§ **Texto extraído**
==========

Nome:
Dawn's Early Light: Tacking Back Washington to Save America
Autor:
Kevin D. Roberts
Analisar escritos do conservadorismo americano tem sido um dos capítulos mais apreciáveis intelectualmente de toda a minha vida. Isto pelo fato de que temos, no Brasil, um fechamento intelectual gigantesco. As escolas predominantes, em esfera nacional ou até mesmo em toda a América Latina, são majoritariamente de esquerda ou de centro. Usualmente não sabemos o que a direita americana pensa e temos uma visão deturpada acerca do seu pensamento. A escola conservadora americana é tão intensa e interessante quanto uma escola de pensamento deve ser. Ela possui muitas variações, características e contrastes. Algo infinitamente mais complexo do que é geralmente apresentado.
Creio que os leitores conhecem Kevin D. Roberts, mas se não o conhecem, apresentar-lhes-ei o contexto. Kevin D. Roberts é um homem que apareceu envolto numa polêmica bem recente. Essa polêmica é o "Project 2025" – muito comentado midiaticamente, mas quase todas as fontes desse debate midiático são de esquerda e possuem um caráter muito mais unilateral do que multilateral. Muitas pessoas aguardam uma análise minha sobre o "Project 2025". E de fato, o "Project 2025" é uma obra que pretendo um dia analisar, todavia estou me preparando em uma jornada para "chegar até lá". Voltando mais propriamente a apresentação, Kevin D. Roberts é o presidente da Heritage Foundation. Um homem cuja a posição já leva a um aguçamento da curiosidade, visto que a Heritage Foundation é uma das maiores organizações políticas do mundo. Sobretudo uma organização conservadora de extrema relevância ao debate intelectual.
Vale um pequeno adendo: JD Vance, atual vicepresidente dos Estados Unidos da América, escreveu um pequeno trecho do livro. O que demonstra a importância desse livro para a formação do projeto político da atual gestão dos Estados Unidos. Uma pequena curiosidade é que JD Vance esteve na Europa e criticou a forma com que os políticos europeus vem atuado. Mais especificamente certas elites políticas, culturais e econômicas, visto que essas elites vem promovido um fechamento da Europa para determinadas visões de suas populações. A argumentação européia é de que esses "políticos populistas" não são adequados a normalidade democrática.
O problema é que essas elites creem que são por si mesmas a normalidade democrática. A chamada "democracia liberal" em que diferentes visões, ideologias e doutrinas competem entre si está sendo trocada por uma "democracia" – bem entre aspas – em que uma elite arroga para si o termo "democrata" e define por si mesma o que é a "vontade democrática", muitas vezes indo contra os anseios do próprio povo. Em outras palavras, não é mais o povo que determina o que é a vontade democrática, mas sim a "elite democrática" que define conforme as suas metas o que é a "vontade democrática" e molda os rumos do país conforme as suas vontades e anseios políticos. Tudo que for um "impedimento" a essa "vontade democrática" da "elite democrática" é, por si mesmo, algo "antidemocrático" – generalizado pelo termo "fascista" e "extrema direita" que é repetido e generalizado a exaustão, sem qualquer comprometimento e/ou rigorosidade de aplicação epistêmica séria – e deve ser banido do debate público e da possibilidade de realização de projeto político.

==========

§ **Material fornecido**
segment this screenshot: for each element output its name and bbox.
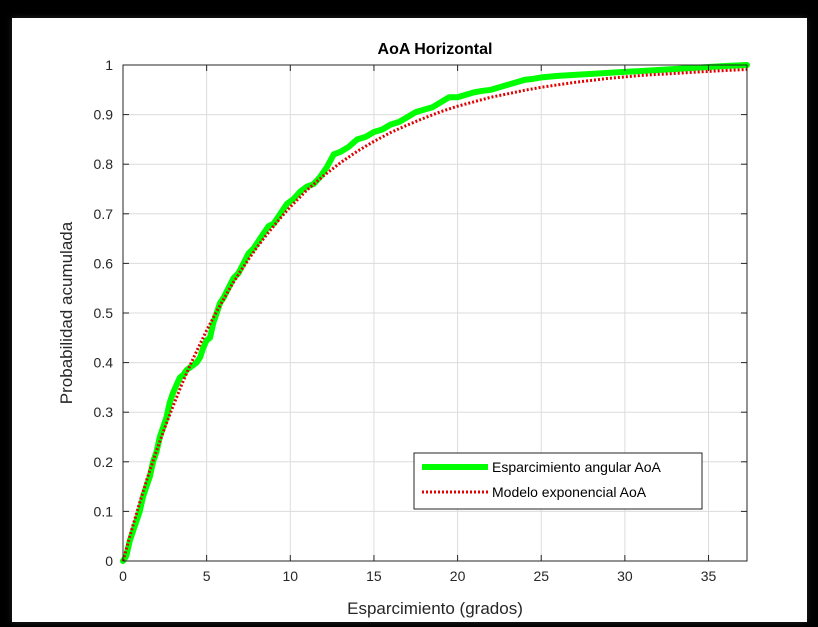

==========

§ **Problemas e tarefas**
**1.** No texto sobre Dawn's Early Light, qual organização tem Kevin D. Roberts como presidente?
**2.** Reescreva em forma de lista o parágrafo do texto sobre Dawn's Early Light que começa com "Vale um pequeno adendo", mantendo seus fatos principais.

§ **Conjunto de respostas**
**1.** A Heritage Foundation.

**2.**
- JD Vance, atual vice-presidente dos Estados Unidos, escreveu um pequeno trecho do livro, o que demonstra a importância da obra para o projeto político da atual gestão americana.
- Na Europa, Vance criticou a atuação de certas elites políticas, culturais e econômicas europeias.
- Segundo ele, essas elites vêm fechando a Europa para determinadas visões de suas populações.
- O argumento europeu é que esses "políticos populistas" não são adequados à normalidade democrática.